# Start of Supplied material

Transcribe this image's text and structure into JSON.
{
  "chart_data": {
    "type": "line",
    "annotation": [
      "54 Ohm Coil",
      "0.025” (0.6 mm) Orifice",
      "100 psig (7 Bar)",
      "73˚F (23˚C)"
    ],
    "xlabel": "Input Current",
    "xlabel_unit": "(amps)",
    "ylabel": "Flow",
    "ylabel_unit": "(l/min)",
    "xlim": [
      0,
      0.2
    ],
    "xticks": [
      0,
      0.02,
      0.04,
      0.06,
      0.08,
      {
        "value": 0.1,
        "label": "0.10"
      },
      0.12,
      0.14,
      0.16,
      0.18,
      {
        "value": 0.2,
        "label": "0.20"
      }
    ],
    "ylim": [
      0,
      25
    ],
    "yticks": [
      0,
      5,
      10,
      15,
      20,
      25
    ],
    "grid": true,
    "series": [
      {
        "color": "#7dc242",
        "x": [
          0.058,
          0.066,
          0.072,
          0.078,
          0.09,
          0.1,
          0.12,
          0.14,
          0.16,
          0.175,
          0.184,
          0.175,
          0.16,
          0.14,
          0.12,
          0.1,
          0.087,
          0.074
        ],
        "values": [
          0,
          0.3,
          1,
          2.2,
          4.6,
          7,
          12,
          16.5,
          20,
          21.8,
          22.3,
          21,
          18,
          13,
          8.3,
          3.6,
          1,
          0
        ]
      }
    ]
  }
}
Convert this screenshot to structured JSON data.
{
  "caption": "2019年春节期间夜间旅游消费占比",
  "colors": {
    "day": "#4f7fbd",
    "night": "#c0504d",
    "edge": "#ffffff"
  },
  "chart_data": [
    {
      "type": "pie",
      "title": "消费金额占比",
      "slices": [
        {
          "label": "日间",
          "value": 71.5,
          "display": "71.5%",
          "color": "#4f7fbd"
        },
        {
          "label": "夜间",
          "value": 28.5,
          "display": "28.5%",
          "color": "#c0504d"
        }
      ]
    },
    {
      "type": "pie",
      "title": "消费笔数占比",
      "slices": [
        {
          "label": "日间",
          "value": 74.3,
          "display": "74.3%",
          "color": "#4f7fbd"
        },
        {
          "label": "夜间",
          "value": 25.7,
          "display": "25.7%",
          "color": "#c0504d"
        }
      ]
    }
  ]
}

# End of Supplied material

Goal: Go through the data and return every record exactly.

Solved exercise:
Transcribe this image's text and structure into JSON.
{
  "chart_data": {
    "type": "line",
    "annotation": [
      "54 Ohm Coil",
      "0.025” (0.6 mm) Orifice",
      "100 psig (7 Bar)",
      "73˚F (23˚C)"
    ],
    "xlabel": "Input Current",
    "xlabel_unit": "(amps)",
    "ylabel": "Flow",
    "ylabel_unit": "(l/min)",
    "xlim": [
      0,
      0.2
    ],
    "xticks": [
      0,
      0.02,
      0.04,
      0.06,
      0.08,
      {
        "value": 0.1,
        "label": "0.10"
      },
      0.12,
      0.14,
      0.16,
      0.18,
      {
        "value": 0.2,
        "label": "0.20"
      }
    ],
    "ylim": [
      0,
      25
    ],
    "yticks": [
      0,
      5,
      10,
      15,
      20,
      25
    ],
    "grid": true,
    "series": [
      {
        "color": "#7dc242",
        "x": [
          0.058,
          0.066,
          0.072,
          0.078,
          0.09,
          0.1,
          0.12,
          0.14,
          0.16,
          0.175,
          0.184,
          0.175,
          0.16,
          0.14,
          0.12,
          0.1,
          0.087,
          0.074
        ],
        "values": [
          0,
          0.3,
          1,
          2.2,
          4.6,
          7,
          12,
          16.5,
          20,
          21.8,
          22.3,
          21,
          18,
          13,
          8.3,
          3.6,
          1,
          0
        ]
      }
    ]
  }
}
Convert this screenshot to structured JSON data.
{
  "caption": "2019年春节期间夜间旅游消费占比",
  "colors": {
    "day": "#4f7fbd",
    "night": "#c0504d",
    "edge": "#ffffff"
  },
  "chart_data": [
    {
      "type": "pie",
      "title": "消费金额占比",
      "slices": [
        {
          "label": "日间",
          "value": 71.5,
          "display": "71.5%",
          "color": "#4f7fbd"
        },
        {
          "label": "夜间",
          "value": 28.5,
          "display": "28.5%",
          "color": "#c0504d"
        }
      ]
    },
    {
      "type": "pie",
      "title": "消费笔数占比",
      "slices": [
        {
          "label": "日间",
          "value": 74.3,
          "display": "74.3%",
          "color": "#4f7fbd"
        },
        {
          "label": "夜间",
          "value": 25.7,
          "display": "25.7%",
          "color": "#c0504d"
        }
      ]
    }
  ]
}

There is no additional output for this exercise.